— Begin GIVEN DATA —

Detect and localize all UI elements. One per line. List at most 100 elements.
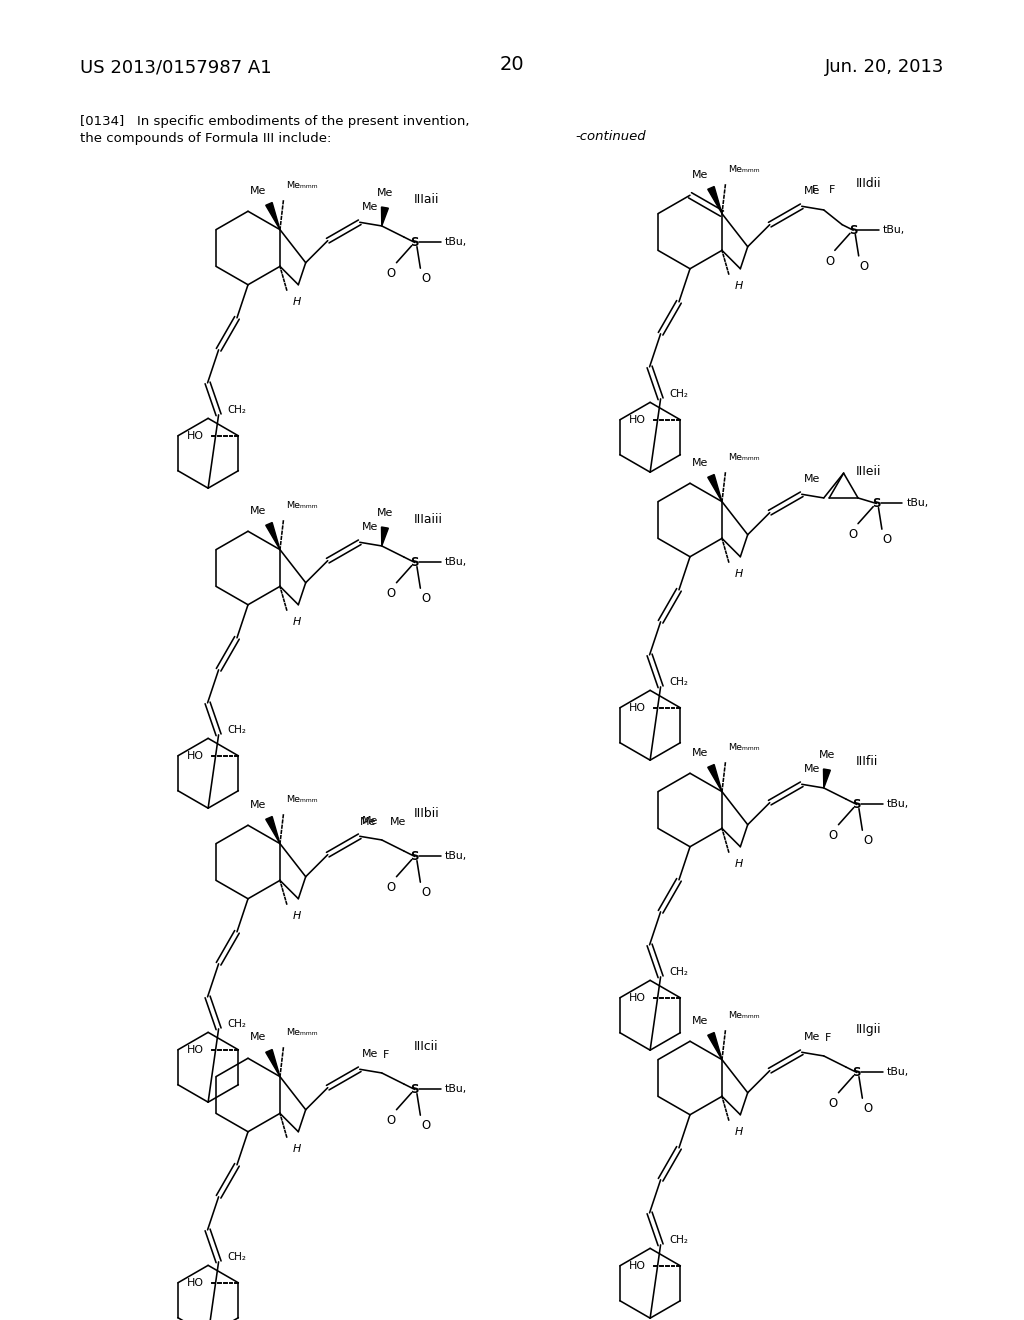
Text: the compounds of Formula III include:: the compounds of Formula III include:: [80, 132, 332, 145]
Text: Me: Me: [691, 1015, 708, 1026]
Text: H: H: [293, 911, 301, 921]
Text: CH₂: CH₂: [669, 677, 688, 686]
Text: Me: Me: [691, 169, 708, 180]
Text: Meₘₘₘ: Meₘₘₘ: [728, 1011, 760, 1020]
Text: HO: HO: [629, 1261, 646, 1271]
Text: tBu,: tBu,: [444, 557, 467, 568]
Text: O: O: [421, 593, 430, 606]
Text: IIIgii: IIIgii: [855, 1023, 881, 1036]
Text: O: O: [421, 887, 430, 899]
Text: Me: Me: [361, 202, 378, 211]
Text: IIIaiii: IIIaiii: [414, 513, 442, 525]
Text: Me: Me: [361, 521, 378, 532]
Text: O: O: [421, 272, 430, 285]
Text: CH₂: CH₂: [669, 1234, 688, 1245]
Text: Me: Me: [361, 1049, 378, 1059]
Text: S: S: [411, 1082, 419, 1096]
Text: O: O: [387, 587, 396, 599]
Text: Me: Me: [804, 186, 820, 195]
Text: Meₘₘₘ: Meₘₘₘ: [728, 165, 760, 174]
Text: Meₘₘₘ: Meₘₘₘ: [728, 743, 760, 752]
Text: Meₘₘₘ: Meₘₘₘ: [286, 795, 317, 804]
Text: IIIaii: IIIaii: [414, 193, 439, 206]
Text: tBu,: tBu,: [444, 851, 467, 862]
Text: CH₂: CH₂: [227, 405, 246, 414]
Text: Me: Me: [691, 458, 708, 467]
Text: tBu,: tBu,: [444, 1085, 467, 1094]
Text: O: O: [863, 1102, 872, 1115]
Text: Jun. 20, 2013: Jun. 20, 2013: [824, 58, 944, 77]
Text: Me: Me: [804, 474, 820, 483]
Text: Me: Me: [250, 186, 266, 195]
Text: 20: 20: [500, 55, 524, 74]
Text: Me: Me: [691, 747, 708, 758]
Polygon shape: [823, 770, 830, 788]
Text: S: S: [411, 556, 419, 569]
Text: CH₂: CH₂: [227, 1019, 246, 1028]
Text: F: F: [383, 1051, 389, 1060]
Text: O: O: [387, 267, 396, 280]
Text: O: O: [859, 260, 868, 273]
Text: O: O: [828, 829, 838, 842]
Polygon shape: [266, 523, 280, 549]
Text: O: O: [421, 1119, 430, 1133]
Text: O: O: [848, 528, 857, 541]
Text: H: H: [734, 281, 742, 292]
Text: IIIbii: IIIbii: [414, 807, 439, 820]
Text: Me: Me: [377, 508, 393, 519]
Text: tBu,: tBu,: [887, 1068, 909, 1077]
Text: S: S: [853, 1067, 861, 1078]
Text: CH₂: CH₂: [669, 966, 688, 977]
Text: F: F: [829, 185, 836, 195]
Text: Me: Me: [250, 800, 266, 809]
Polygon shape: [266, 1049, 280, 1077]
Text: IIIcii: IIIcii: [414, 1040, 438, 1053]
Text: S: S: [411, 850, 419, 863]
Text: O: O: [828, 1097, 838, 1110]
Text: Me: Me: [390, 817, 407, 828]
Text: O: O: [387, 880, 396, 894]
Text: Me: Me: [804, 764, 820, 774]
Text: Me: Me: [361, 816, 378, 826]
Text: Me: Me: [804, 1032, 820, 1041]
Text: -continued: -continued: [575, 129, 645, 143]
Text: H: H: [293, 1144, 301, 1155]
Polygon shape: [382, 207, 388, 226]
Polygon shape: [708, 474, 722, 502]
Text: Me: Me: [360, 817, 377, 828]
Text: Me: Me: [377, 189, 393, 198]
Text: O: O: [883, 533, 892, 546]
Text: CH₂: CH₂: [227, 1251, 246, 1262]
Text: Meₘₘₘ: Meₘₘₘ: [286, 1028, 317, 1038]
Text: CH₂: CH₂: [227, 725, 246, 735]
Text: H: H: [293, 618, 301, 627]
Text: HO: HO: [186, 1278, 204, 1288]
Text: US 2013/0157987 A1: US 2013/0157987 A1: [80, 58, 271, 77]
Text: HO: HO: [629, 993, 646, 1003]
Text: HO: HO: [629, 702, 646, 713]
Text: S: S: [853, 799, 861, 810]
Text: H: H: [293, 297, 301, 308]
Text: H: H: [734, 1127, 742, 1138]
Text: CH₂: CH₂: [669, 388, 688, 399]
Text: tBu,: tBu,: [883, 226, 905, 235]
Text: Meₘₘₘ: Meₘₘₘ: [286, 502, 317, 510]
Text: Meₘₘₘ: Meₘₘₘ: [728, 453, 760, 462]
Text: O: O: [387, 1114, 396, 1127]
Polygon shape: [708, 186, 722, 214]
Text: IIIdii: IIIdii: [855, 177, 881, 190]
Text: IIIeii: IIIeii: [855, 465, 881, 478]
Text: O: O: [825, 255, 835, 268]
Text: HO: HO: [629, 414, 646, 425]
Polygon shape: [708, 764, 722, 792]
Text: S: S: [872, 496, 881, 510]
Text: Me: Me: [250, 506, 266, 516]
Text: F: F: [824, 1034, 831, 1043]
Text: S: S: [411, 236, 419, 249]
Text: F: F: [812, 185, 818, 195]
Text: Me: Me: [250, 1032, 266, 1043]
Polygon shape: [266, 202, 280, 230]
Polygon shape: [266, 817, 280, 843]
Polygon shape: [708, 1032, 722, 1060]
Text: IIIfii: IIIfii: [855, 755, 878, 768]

— End GIVEN DATA —

> YOUR TASK:
Can you copy every line of the material above word for word, leaving out the picture?

> FULL ANSWER:
Detect and localize all UI elements. One per line. List at most 100 elements.
Text: the compounds of Formula III include:: the compounds of Formula III include:: [80, 132, 332, 145]
Text: Me: Me: [691, 1015, 708, 1026]
Text: H: H: [293, 911, 301, 921]
Text: CH₂: CH₂: [669, 677, 688, 686]
Text: Me: Me: [691, 169, 708, 180]
Text: Meₘₘₘ: Meₘₘₘ: [728, 1011, 760, 1020]
Text: HO: HO: [629, 1261, 646, 1271]
Text: tBu,: tBu,: [444, 557, 467, 568]
Text: O: O: [421, 593, 430, 606]
Text: IIIgii: IIIgii: [855, 1023, 881, 1036]
Text: O: O: [421, 887, 430, 899]
Text: Me: Me: [361, 202, 378, 211]
Text: IIIaiii: IIIaiii: [414, 513, 442, 525]
Text: Me: Me: [361, 521, 378, 532]
Text: O: O: [421, 272, 430, 285]
Text: CH₂: CH₂: [669, 1234, 688, 1245]
Text: Me: Me: [361, 1049, 378, 1059]
Text: S: S: [411, 1082, 419, 1096]
Text: O: O: [387, 587, 396, 599]
Text: Me: Me: [804, 186, 820, 195]
Text: Meₘₘₘ: Meₘₘₘ: [728, 165, 760, 174]
Text: Meₘₘₘ: Meₘₘₘ: [728, 743, 760, 752]
Text: Meₘₘₘ: Meₘₘₘ: [286, 795, 317, 804]
Text: IIIaii: IIIaii: [414, 193, 439, 206]
Text: tBu,: tBu,: [444, 851, 467, 862]
Text: CH₂: CH₂: [227, 405, 246, 414]
Text: Me: Me: [691, 458, 708, 467]
Text: tBu,: tBu,: [444, 1085, 467, 1094]
Text: O: O: [863, 1102, 872, 1115]
Text: Jun. 20, 2013: Jun. 20, 2013: [824, 58, 944, 77]
Text: Me: Me: [804, 474, 820, 483]
Text: Me: Me: [250, 186, 266, 195]
Text: 20: 20: [500, 55, 524, 74]
Text: Me: Me: [691, 747, 708, 758]
Polygon shape: [823, 770, 830, 788]
Text: S: S: [411, 556, 419, 569]
Text: CH₂: CH₂: [227, 1019, 246, 1028]
Text: F: F: [383, 1051, 389, 1060]
Text: O: O: [387, 267, 396, 280]
Text: O: O: [859, 260, 868, 273]
Text: O: O: [828, 829, 838, 842]
Polygon shape: [266, 523, 280, 549]
Text: O: O: [421, 1119, 430, 1133]
Text: O: O: [848, 528, 857, 541]
Text: H: H: [734, 281, 742, 292]
Text: IIIbii: IIIbii: [414, 807, 439, 820]
Text: Me: Me: [377, 508, 393, 519]
Text: tBu,: tBu,: [887, 1068, 909, 1077]
Text: S: S: [853, 1067, 861, 1078]
Text: CH₂: CH₂: [669, 966, 688, 977]
Text: F: F: [829, 185, 836, 195]
Text: Me: Me: [250, 800, 266, 809]
Polygon shape: [266, 1049, 280, 1077]
Text: IIIcii: IIIcii: [414, 1040, 438, 1053]
Text: S: S: [411, 850, 419, 863]
Text: O: O: [828, 1097, 838, 1110]
Text: Me: Me: [390, 817, 407, 828]
Text: O: O: [387, 880, 396, 894]
Text: Me: Me: [804, 764, 820, 774]
Text: Me: Me: [361, 816, 378, 826]
Text: Me: Me: [804, 1032, 820, 1041]
Text: -continued: -continued: [575, 129, 645, 143]
Text: H: H: [293, 1144, 301, 1155]
Polygon shape: [382, 207, 388, 226]
Polygon shape: [708, 474, 722, 502]
Text: Me: Me: [360, 817, 377, 828]
Text: Me: Me: [377, 189, 393, 198]
Text: O: O: [883, 533, 892, 546]
Text: CH₂: CH₂: [227, 1251, 246, 1262]
Text: Meₘₘₘ: Meₘₘₘ: [286, 1028, 317, 1038]
Text: CH₂: CH₂: [227, 725, 246, 735]
Text: H: H: [293, 618, 301, 627]
Text: HO: HO: [186, 1278, 204, 1288]
Text: US 2013/0157987 A1: US 2013/0157987 A1: [80, 58, 271, 77]
Text: HO: HO: [629, 993, 646, 1003]
Text: HO: HO: [629, 702, 646, 713]
Text: S: S: [853, 799, 861, 810]
Text: H: H: [293, 297, 301, 308]
Text: H: H: [734, 1127, 742, 1138]
Text: CH₂: CH₂: [669, 388, 688, 399]
Text: tBu,: tBu,: [883, 226, 905, 235]
Text: Meₘₘₘ: Meₘₘₘ: [286, 502, 317, 510]
Text: Meₘₘₘ: Meₘₘₘ: [728, 453, 760, 462]
Text: O: O: [387, 1114, 396, 1127]
Polygon shape: [708, 186, 722, 214]
Text: IIIdii: IIIdii: [855, 177, 881, 190]
Text: IIIeii: IIIeii: [855, 465, 881, 478]
Text: O: O: [825, 255, 835, 268]
Text: HO: HO: [629, 414, 646, 425]
Polygon shape: [708, 764, 722, 792]
Text: S: S: [872, 496, 881, 510]
Text: Me: Me: [250, 506, 266, 516]
Text: F: F: [824, 1034, 831, 1043]
Text: S: S: [411, 236, 419, 249]
Text: F: F: [812, 185, 818, 195]
Text: Me: Me: [250, 1032, 266, 1043]
Polygon shape: [266, 202, 280, 230]
Polygon shape: [266, 817, 280, 843]
Polygon shape: [708, 1032, 722, 1060]
Text: IIIfii: IIIfii: [855, 755, 878, 768]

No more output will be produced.